(Data items)
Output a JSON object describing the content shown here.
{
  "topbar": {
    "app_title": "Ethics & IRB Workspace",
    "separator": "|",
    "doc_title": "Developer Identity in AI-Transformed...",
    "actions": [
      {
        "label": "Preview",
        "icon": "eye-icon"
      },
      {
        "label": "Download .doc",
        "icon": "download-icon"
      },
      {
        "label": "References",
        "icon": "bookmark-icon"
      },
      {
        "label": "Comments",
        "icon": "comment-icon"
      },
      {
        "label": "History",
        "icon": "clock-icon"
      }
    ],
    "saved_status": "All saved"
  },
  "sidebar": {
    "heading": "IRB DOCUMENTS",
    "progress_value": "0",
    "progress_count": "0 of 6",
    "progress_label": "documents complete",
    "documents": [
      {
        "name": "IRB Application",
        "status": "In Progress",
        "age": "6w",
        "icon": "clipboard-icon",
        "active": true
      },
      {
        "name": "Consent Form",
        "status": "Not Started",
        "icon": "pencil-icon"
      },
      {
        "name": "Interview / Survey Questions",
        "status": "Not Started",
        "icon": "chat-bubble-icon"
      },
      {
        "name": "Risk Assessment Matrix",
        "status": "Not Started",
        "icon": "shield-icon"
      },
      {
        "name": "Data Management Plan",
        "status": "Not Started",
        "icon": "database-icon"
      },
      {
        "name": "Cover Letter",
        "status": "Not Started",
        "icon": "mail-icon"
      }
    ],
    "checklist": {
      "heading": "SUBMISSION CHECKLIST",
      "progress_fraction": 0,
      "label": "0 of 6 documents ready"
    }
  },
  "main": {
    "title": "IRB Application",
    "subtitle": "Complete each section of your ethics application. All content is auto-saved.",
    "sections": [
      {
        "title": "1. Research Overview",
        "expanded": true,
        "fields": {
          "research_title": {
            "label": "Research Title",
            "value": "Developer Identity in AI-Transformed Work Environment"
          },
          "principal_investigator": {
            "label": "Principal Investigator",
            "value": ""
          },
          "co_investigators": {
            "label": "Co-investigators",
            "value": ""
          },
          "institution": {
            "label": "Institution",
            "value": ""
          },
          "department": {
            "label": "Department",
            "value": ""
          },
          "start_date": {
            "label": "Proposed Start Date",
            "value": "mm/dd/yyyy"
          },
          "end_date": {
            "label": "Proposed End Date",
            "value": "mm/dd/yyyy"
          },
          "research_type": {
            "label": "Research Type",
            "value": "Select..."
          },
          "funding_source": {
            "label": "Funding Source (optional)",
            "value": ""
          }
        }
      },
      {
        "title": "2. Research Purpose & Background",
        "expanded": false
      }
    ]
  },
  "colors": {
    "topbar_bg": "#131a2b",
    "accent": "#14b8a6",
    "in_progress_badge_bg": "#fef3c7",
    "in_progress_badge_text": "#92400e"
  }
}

**Exercise goal:** Looking back at the lines above, state how many contain the word "name", and supply nothing besides the number.

**Full output:** 6